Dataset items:
^^^^^^^^

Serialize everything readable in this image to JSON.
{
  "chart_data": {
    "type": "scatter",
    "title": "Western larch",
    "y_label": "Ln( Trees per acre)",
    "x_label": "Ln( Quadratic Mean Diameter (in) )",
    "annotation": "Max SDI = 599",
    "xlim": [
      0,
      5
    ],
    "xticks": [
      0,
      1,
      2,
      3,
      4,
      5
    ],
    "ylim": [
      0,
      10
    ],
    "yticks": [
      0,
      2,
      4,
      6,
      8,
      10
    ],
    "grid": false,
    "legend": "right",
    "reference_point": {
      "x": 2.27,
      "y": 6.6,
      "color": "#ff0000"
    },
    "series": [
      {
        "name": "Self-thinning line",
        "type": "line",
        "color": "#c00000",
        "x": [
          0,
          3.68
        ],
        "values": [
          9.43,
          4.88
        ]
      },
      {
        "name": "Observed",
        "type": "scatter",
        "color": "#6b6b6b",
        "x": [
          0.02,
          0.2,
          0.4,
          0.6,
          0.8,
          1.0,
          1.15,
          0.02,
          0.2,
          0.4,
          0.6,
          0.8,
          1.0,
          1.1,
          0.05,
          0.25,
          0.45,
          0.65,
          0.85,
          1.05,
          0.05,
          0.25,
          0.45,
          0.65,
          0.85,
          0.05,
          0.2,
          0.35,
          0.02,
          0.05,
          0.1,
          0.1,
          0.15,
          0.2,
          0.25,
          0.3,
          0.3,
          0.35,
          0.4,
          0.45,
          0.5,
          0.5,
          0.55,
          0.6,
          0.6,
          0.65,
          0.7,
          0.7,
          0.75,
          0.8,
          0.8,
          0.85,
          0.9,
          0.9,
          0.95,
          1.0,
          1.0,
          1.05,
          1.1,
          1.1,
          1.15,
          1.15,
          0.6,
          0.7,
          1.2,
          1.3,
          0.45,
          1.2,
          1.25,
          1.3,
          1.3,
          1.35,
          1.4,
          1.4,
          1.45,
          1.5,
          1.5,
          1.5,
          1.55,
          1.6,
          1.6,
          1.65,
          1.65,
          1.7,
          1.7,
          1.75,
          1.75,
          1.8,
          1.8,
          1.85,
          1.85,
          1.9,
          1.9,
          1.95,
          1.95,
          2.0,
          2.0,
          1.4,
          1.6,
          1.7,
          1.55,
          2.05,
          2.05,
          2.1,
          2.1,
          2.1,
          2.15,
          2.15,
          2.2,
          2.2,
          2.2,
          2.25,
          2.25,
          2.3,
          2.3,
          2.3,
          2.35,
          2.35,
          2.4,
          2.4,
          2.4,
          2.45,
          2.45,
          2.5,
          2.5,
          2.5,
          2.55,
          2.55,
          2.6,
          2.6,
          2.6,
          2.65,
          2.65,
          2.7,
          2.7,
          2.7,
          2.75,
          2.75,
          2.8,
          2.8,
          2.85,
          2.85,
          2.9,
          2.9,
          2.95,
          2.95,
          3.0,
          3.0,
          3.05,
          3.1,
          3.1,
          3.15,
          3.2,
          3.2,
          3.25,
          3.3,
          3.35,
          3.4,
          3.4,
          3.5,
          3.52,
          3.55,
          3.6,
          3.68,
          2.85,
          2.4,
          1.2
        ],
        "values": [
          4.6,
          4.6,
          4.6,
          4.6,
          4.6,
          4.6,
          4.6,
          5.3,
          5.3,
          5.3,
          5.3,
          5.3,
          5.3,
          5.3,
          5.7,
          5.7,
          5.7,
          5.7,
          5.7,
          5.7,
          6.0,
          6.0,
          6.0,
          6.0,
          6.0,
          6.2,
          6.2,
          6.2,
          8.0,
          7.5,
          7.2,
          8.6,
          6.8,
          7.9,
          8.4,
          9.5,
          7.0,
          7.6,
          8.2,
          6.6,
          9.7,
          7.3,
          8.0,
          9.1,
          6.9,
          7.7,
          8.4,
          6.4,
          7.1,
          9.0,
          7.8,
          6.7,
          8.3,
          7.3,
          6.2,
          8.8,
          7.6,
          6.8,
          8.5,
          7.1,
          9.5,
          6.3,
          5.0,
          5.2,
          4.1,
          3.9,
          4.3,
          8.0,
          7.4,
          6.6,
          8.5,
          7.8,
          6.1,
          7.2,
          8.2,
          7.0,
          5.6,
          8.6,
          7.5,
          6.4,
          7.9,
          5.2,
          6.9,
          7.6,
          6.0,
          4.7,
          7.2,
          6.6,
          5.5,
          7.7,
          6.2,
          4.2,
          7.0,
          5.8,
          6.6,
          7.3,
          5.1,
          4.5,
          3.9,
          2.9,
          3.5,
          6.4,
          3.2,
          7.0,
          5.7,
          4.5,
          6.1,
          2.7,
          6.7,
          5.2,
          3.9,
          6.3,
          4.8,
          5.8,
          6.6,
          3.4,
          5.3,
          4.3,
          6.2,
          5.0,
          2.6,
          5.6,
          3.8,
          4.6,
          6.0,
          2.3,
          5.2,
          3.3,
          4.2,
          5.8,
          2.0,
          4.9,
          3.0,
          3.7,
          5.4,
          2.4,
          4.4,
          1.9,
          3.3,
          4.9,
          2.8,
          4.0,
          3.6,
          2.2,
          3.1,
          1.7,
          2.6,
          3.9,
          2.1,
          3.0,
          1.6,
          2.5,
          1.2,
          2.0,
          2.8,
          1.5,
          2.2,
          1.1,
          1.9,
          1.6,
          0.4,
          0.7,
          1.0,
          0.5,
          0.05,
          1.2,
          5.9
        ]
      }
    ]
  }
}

^^^^^^^^

→ **Job**:
Give all of the entries again, word for word.

→ **Exercise output**:
Serialize everything readable in this image to JSON.
{
  "chart_data": {
    "type": "scatter",
    "title": "Western larch",
    "y_label": "Ln( Trees per acre)",
    "x_label": "Ln( Quadratic Mean Diameter (in) )",
    "annotation": "Max SDI = 599",
    "xlim": [
      0,
      5
    ],
    "xticks": [
      0,
      1,
      2,
      3,
      4,
      5
    ],
    "ylim": [
      0,
      10
    ],
    "yticks": [
      0,
      2,
      4,
      6,
      8,
      10
    ],
    "grid": false,
    "legend": "right",
    "reference_point": {
      "x": 2.27,
      "y": 6.6,
      "color": "#ff0000"
    },
    "series": [
      {
        "name": "Self-thinning line",
        "type": "line",
        "color": "#c00000",
        "x": [
          0,
          3.68
        ],
        "values": [
          9.43,
          4.88
        ]
      },
      {
        "name": "Observed",
        "type": "scatter",
        "color": "#6b6b6b",
        "x": [
          0.02,
          0.2,
          0.4,
          0.6,
          0.8,
          1.0,
          1.15,
          0.02,
          0.2,
          0.4,
          0.6,
          0.8,
          1.0,
          1.1,
          0.05,
          0.25,
          0.45,
          0.65,
          0.85,
          1.05,
          0.05,
          0.25,
          0.45,
          0.65,
          0.85,
          0.05,
          0.2,
          0.35,
          0.02,
          0.05,
          0.1,
          0.1,
          0.15,
          0.2,
          0.25,
          0.3,
          0.3,
          0.35,
          0.4,
          0.45,
          0.5,
          0.5,
          0.55,
          0.6,
          0.6,
          0.65,
          0.7,
          0.7,
          0.75,
          0.8,
          0.8,
          0.85,
          0.9,
          0.9,
          0.95,
          1.0,
          1.0,
          1.05,
          1.1,
          1.1,
          1.15,
          1.15,
          0.6,
          0.7,
          1.2,
          1.3,
          0.45,
          1.2,
          1.25,
          1.3,
          1.3,
          1.35,
          1.4,
          1.4,
          1.45,
          1.5,
          1.5,
          1.5,
          1.55,
          1.6,
          1.6,
          1.65,
          1.65,
          1.7,
          1.7,
          1.75,
          1.75,
          1.8,
          1.8,
          1.85,
          1.85,
          1.9,
          1.9,
          1.95,
          1.95,
          2.0,
          2.0,
          1.4,
          1.6,
          1.7,
          1.55,
          2.05,
          2.05,
          2.1,
          2.1,
          2.1,
          2.15,
          2.15,
          2.2,
          2.2,
          2.2,
          2.25,
          2.25,
          2.3,
          2.3,
          2.3,
          2.35,
          2.35,
          2.4,
          2.4,
          2.4,
          2.45,
          2.45,
          2.5,
          2.5,
          2.5,
          2.55,
          2.55,
          2.6,
          2.6,
          2.6,
          2.65,
          2.65,
          2.7,
          2.7,
          2.7,
          2.75,
          2.75,
          2.8,
          2.8,
          2.85,
          2.85,
          2.9,
          2.9,
          2.95,
          2.95,
          3.0,
          3.0,
          3.05,
          3.1,
          3.1,
          3.15,
          3.2,
          3.2,
          3.25,
          3.3,
          3.35,
          3.4,
          3.4,
          3.5,
          3.52,
          3.55,
          3.6,
          3.68,
          2.85,
          2.4,
          1.2
        ],
        "values": [
          4.6,
          4.6,
          4.6,
          4.6,
          4.6,
          4.6,
          4.6,
          5.3,
          5.3,
          5.3,
          5.3,
          5.3,
          5.3,
          5.3,
          5.7,
          5.7,
          5.7,
          5.7,
          5.7,
          5.7,
          6.0,
          6.0,
          6.0,
          6.0,
          6.0,
          6.2,
          6.2,
          6.2,
          8.0,
          7.5,
          7.2,
          8.6,
          6.8,
          7.9,
          8.4,
          9.5,
          7.0,
          7.6,
          8.2,
          6.6,
          9.7,
          7.3,
          8.0,
          9.1,
          6.9,
          7.7,
          8.4,
          6.4,
          7.1,
          9.0,
          7.8,
          6.7,
          8.3,
          7.3,
          6.2,
          8.8,
          7.6,
          6.8,
          8.5,
          7.1,
          9.5,
          6.3,
          5.0,
          5.2,
          4.1,
          3.9,
          4.3,
          8.0,
          7.4,
          6.6,
          8.5,
          7.8,
          6.1,
          7.2,
          8.2,
          7.0,
          5.6,
          8.6,
          7.5,
          6.4,
          7.9,
          5.2,
          6.9,
          7.6,
          6.0,
          4.7,
          7.2,
          6.6,
          5.5,
          7.7,
          6.2,
          4.2,
          7.0,
          5.8,
          6.6,
          7.3,
          5.1,
          4.5,
          3.9,
          2.9,
          3.5,
          6.4,
          3.2,
          7.0,
          5.7,
          4.5,
          6.1,
          2.7,
          6.7,
          5.2,
          3.9,
          6.3,
          4.8,
          5.8,
          6.6,
          3.4,
          5.3,
          4.3,
          6.2,
          5.0,
          2.6,
          5.6,
          3.8,
          4.6,
          6.0,
          2.3,
          5.2,
          3.3,
          4.2,
          5.8,
          2.0,
          4.9,
          3.0,
          3.7,
          5.4,
          2.4,
          4.4,
          1.9,
          3.3,
          4.9,
          2.8,
          4.0,
          3.6,
          2.2,
          3.1,
          1.7,
          2.6,
          3.9,
          2.1,
          3.0,
          1.6,
          2.5,
          1.2,
          2.0,
          2.8,
          1.5,
          2.2,
          1.1,
          1.9,
          1.6,
          0.4,
          0.7,
          1.0,
          0.5,
          0.05,
          1.2,
          5.9
        ]
      }
    ]
  }
}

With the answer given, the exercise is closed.